# Exercise
Search the records for "Supremo" and copy each line that holds it.

# Saved entries
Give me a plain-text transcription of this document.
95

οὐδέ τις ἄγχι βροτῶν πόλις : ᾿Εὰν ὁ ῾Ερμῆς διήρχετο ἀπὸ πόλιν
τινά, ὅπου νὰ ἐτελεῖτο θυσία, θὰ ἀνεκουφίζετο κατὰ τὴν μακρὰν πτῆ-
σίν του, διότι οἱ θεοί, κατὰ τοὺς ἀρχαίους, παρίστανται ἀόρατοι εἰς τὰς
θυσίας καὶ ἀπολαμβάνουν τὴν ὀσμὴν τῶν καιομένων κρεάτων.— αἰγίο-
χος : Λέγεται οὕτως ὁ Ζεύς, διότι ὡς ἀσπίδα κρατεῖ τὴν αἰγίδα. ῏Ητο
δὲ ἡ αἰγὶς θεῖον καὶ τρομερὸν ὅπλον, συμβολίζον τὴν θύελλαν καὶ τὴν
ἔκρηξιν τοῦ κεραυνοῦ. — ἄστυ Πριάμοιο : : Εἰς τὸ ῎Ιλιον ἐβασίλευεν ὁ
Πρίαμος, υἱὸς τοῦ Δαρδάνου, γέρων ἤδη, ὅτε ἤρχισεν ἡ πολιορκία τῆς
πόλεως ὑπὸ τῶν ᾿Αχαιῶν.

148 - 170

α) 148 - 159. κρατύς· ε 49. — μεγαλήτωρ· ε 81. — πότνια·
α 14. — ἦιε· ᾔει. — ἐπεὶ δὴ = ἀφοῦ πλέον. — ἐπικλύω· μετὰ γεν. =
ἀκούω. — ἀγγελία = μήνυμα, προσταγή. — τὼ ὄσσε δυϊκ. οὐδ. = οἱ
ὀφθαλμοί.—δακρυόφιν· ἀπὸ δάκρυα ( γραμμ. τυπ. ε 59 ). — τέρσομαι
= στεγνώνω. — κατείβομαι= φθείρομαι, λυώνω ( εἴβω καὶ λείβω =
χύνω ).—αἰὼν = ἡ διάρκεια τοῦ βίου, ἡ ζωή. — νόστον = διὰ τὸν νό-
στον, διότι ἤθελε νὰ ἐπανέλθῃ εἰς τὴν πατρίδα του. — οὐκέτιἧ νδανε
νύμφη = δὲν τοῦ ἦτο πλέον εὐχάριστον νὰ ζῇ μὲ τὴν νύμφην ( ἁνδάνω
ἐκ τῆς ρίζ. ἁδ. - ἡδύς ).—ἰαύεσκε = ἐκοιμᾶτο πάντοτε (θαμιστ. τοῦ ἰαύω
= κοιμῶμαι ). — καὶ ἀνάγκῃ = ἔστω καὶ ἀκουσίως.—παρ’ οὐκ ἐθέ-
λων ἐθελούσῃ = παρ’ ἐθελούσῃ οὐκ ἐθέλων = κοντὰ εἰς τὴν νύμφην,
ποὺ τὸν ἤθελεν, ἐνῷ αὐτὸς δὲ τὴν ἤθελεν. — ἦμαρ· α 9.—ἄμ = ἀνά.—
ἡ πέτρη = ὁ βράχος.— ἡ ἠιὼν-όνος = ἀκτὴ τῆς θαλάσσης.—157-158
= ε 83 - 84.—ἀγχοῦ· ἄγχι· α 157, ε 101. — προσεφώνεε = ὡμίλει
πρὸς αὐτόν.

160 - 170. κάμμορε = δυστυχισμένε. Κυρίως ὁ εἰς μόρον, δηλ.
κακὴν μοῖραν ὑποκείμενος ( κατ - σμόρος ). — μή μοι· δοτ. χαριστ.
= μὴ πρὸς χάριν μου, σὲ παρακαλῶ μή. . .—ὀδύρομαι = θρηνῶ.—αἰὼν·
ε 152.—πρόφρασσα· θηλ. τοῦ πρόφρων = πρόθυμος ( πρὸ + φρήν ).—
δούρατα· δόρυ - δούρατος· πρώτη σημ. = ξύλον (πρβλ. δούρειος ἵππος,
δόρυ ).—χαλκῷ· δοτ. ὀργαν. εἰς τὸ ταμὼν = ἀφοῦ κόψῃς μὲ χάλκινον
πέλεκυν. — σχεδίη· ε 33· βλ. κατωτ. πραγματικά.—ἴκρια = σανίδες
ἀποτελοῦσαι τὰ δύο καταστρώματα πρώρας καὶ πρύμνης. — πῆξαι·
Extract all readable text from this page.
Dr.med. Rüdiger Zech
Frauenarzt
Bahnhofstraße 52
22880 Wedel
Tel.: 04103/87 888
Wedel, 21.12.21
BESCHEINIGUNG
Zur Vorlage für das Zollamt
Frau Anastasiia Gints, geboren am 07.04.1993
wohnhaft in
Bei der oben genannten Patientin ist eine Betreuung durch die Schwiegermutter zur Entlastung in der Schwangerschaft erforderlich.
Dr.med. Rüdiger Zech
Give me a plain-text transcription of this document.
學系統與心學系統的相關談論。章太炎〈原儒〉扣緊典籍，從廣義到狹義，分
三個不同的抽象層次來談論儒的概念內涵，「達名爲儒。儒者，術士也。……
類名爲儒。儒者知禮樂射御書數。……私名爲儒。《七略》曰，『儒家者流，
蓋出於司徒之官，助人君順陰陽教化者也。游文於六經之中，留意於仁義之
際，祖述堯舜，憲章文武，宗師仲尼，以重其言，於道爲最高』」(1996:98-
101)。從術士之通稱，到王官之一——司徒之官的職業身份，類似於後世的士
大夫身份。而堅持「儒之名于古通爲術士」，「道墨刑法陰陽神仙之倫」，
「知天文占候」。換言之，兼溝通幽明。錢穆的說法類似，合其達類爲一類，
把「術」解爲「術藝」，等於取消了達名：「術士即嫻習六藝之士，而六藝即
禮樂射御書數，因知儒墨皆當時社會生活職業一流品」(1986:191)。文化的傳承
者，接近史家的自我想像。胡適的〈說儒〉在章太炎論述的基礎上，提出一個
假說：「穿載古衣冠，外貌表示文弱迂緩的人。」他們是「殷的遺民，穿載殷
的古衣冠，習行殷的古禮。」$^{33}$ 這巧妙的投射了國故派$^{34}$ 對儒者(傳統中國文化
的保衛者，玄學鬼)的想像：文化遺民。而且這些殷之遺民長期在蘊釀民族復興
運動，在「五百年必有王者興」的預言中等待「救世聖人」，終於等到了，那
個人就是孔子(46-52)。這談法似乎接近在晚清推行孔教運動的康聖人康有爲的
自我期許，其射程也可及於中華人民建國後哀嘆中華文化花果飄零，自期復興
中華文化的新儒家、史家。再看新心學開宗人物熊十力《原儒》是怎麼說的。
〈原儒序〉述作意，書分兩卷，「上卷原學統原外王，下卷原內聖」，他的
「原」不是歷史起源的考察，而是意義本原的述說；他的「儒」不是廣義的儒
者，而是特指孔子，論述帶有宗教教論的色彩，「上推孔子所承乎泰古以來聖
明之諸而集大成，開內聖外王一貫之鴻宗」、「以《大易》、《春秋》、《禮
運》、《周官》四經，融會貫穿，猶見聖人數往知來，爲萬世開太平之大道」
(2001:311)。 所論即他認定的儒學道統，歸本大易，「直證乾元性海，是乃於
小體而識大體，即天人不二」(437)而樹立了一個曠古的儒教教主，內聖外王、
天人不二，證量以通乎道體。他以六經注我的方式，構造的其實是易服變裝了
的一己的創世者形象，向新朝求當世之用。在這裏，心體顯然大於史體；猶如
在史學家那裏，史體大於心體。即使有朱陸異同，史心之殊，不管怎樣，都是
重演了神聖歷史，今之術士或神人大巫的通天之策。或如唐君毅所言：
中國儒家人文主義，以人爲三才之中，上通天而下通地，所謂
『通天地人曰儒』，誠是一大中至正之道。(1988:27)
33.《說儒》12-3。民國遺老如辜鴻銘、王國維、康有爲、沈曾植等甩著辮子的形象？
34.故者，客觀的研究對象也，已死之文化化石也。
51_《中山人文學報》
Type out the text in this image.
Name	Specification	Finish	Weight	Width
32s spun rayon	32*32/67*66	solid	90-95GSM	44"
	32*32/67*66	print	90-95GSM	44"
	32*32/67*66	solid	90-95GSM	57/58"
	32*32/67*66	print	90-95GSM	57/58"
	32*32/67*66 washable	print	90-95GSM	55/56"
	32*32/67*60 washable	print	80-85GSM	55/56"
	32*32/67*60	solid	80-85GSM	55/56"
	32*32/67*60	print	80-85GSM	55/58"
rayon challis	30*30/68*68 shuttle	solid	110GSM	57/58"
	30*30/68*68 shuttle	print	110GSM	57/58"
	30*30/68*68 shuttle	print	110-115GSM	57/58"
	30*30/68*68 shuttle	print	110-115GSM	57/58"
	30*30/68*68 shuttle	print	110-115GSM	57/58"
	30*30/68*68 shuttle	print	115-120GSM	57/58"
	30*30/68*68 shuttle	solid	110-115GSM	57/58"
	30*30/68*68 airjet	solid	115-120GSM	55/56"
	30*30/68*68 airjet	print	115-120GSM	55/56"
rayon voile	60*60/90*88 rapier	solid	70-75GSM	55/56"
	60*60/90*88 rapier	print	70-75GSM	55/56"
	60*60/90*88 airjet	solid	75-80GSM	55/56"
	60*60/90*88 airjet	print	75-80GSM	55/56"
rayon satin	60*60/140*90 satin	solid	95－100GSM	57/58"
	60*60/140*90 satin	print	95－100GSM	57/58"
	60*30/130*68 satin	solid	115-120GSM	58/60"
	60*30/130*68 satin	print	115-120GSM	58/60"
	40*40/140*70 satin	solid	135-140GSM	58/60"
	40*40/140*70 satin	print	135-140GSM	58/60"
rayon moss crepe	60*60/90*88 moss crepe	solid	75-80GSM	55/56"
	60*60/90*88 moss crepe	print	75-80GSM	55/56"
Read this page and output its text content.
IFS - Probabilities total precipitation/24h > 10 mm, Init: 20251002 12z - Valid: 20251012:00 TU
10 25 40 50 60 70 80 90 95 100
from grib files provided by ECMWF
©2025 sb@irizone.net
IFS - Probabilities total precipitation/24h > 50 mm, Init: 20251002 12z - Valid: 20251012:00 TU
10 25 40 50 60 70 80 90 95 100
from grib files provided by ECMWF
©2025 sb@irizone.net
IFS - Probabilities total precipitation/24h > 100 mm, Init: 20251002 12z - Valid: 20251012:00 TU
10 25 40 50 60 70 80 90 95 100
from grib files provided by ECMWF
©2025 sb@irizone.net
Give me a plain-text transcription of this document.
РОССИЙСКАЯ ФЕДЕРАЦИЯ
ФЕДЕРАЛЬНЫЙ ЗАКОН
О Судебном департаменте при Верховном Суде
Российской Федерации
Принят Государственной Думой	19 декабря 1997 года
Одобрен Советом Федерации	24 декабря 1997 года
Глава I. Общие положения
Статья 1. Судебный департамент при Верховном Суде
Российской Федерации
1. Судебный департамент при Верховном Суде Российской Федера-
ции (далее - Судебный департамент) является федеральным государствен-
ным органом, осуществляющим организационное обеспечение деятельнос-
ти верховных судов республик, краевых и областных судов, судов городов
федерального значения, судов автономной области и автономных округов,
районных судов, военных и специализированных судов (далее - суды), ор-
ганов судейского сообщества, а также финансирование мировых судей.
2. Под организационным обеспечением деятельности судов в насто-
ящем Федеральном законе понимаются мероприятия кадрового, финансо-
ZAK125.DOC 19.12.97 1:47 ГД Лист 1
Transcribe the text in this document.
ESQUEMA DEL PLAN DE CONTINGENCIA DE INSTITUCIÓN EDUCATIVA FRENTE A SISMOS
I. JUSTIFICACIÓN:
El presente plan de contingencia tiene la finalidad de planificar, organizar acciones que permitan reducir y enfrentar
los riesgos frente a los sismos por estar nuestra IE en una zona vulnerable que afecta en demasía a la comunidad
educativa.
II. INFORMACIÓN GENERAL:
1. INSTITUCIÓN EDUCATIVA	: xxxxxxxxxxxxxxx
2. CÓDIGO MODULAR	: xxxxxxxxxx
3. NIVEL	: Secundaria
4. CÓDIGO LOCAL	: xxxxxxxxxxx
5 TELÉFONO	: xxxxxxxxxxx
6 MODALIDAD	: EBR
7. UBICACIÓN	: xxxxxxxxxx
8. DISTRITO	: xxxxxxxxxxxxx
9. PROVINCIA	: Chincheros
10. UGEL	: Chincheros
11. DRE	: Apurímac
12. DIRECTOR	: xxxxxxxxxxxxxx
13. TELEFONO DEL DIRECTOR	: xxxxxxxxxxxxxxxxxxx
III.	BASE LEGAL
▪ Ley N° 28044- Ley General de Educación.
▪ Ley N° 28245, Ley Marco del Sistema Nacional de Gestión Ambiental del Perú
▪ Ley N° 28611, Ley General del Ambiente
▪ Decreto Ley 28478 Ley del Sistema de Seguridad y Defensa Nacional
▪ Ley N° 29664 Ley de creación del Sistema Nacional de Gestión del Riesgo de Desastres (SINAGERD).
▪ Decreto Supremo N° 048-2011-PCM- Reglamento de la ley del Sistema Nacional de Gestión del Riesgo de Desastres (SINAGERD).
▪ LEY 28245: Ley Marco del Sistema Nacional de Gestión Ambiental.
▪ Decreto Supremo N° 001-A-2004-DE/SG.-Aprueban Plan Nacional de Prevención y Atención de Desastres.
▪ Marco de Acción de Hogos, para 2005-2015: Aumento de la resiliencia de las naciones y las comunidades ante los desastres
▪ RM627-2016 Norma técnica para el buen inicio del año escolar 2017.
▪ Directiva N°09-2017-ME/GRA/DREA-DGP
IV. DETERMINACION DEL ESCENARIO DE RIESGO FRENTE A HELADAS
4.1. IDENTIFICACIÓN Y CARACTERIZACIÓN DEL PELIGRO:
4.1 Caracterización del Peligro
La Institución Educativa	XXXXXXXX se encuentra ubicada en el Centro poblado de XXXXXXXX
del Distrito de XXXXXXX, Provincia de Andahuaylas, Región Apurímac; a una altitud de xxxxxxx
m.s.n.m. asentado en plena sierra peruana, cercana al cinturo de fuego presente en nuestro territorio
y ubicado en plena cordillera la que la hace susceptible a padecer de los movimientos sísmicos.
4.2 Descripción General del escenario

# Worked solution
▪ Decreto Supremo N° 048-2011-PCM- Reglamento de la ley del Sistema Nacional de Gestión del Riesgo de Desastres (SINAGERD).
▪ Decreto Supremo N° 001-A-2004-DE/SG.-Aprueban Plan Nacional de Prevención y Atención de Desastres.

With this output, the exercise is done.